:: EXTRAHIERTER TEXT

Die Hitze steht zwischen den Häusern. Chava verschwindet wieder in der Waschküche, den vollen Korb auf der Hüfte. Die Tür hängt schief in den Angeln und sie quietscht, als sie über den Boden schleift. Die letzten Zentimeter wird sie mit Gewalt zugezogen. Es kracht hörbar.

Ich husche die Treppe hinunter zum Hof. Die Waschküche hat zwei Fenster, und eins davon liegt verborgen hinter einem hohen Malvenbusch. Wenn man sich dahinter stellt, ist man vom Haus aus nicht zu sehen.

In dem kleinen Verschlag dampft es. Kondenswasser läuft an der Fensterscheibe hinunter. Chava steht mit dem Rücken zu mir am Becken; ihre weißen Ellbogen bewegen sich in den Schwaden auf und ab. Die Glut des Ofens und des Waschwassers greift durch die Wand nach mir, schwüler als die Nachmittagshitze. Eine Hummel summt durch den Hibiskus. Es riecht nach Staub, Seife und Hinterhof.

::::

▸ SCHRIFTLICHE AUFGABEN
• A. Hinter welcher Pflanze liegt im Text über die Waschküche eines der beiden Fenster verborgen?
• B. Schreib aus dem Text über die Waschküche den Abschnitt von „Die Hitze steht“ bis „Es kracht hörbar.“ wortgetreu ab.

:: BEREITGESTELLTES MATERIAL

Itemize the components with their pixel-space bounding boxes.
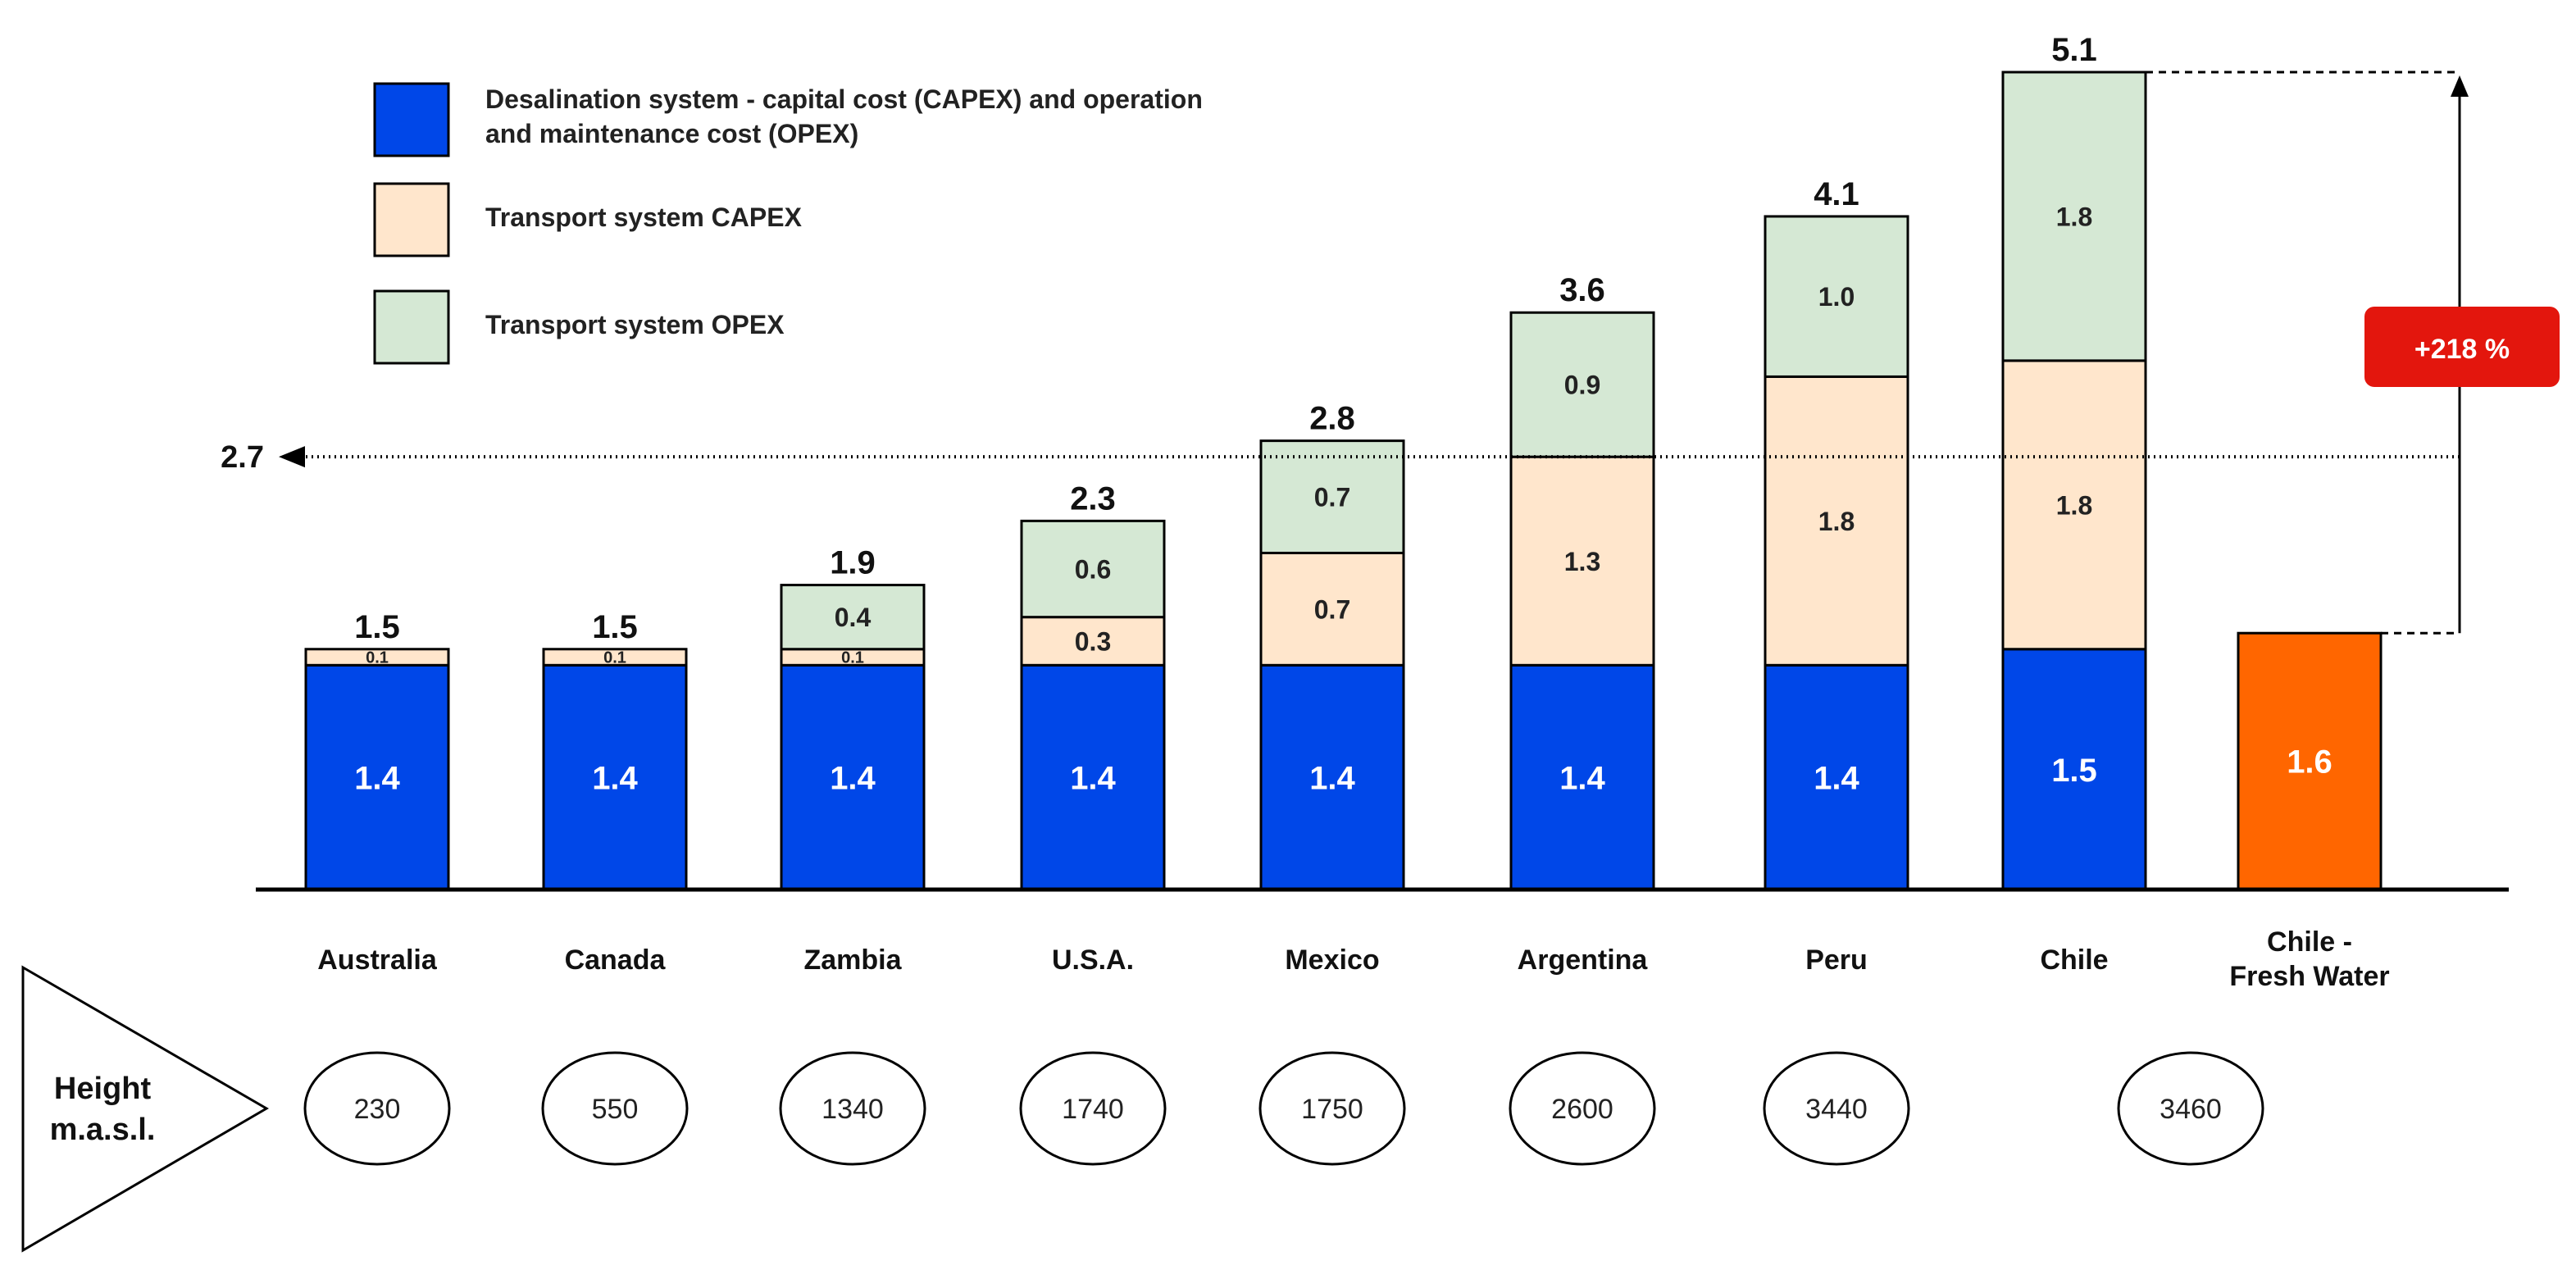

::::

▸ SCHRIFTLICHE ANTWORTEN
• A. Hinter einem hohen Malvenbusch.

• B.
Die Hitze steht zwischen den Häusern. Chava verschwindet wieder in der Waschküche, den vollen Korb auf der Hüfte. Die Tür hängt schief in den Angeln und sie quietscht, als sie über den Boden schleift. Die letzten Zentimeter wird sie mit Gewalt zugezogen. Es kracht hörbar.